* PROBLEM STATEMENT: Identify all lines of the data containing the string "labels" and copy them.
--- START OF DATA PROVIDED ---
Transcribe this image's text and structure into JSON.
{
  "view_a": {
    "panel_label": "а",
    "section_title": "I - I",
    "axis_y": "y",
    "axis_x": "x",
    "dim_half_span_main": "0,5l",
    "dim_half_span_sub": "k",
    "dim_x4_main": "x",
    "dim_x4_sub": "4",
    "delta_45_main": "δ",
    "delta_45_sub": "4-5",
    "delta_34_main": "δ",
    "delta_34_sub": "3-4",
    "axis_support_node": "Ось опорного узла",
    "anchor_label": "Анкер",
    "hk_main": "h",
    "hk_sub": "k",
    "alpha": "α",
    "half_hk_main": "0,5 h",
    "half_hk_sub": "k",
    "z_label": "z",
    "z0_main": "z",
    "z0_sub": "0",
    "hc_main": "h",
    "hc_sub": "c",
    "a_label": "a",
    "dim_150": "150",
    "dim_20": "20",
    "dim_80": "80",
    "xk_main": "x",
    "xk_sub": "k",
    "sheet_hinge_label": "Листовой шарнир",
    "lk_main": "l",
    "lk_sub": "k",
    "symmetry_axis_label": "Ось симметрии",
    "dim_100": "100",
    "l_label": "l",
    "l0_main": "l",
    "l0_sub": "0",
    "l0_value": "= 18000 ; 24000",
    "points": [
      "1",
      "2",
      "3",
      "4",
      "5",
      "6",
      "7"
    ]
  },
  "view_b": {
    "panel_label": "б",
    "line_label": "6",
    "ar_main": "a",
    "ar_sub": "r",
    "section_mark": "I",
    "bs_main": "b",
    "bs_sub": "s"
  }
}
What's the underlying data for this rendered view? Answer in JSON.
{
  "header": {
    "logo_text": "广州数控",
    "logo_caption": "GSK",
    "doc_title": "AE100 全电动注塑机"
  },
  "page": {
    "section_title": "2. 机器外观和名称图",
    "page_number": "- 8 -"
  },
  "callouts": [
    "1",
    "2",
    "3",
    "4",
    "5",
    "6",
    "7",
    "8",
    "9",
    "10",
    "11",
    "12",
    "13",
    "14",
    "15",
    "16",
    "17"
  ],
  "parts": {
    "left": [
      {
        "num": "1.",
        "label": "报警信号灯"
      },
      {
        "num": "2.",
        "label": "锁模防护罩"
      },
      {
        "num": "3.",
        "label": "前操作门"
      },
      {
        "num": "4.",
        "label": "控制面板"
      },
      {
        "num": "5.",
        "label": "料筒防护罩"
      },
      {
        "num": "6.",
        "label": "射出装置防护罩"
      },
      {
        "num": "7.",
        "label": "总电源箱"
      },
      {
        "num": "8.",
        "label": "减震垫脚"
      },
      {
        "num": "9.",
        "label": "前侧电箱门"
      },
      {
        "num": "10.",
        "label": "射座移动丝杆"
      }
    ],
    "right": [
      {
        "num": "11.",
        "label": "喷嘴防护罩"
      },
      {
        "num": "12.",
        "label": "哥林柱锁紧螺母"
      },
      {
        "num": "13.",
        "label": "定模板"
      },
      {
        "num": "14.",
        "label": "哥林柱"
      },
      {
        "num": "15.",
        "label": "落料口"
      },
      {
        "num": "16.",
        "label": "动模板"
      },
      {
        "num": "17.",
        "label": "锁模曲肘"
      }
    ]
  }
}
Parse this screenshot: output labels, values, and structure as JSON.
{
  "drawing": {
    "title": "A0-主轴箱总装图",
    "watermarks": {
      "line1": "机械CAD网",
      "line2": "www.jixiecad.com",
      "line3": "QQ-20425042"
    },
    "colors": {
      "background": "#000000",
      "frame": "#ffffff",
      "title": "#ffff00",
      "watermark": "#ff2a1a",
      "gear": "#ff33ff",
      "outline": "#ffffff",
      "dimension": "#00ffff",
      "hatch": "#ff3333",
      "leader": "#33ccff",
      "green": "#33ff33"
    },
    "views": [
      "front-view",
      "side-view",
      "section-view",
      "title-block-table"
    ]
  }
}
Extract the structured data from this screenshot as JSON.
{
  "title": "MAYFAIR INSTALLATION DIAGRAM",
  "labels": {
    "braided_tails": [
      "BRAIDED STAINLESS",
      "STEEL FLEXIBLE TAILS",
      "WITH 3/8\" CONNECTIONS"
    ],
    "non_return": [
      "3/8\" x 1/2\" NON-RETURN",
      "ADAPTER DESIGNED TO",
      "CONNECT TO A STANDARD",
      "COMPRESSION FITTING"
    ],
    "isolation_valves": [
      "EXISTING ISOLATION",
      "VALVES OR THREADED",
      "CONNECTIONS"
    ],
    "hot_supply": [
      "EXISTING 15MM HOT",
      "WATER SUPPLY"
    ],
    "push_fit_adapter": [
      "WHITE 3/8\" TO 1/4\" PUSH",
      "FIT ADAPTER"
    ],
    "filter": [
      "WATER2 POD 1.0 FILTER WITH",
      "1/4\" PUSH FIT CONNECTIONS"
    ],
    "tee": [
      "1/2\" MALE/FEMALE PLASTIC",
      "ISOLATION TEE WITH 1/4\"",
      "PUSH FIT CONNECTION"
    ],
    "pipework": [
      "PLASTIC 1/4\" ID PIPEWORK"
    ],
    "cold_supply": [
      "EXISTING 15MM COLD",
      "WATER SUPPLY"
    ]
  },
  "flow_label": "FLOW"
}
--- END OF DATA PROVIDED ---
* OUTPUT OF THE EXERCISE:
Parse this screenshot: output labels, values, and structure as JSON.
  "labels": {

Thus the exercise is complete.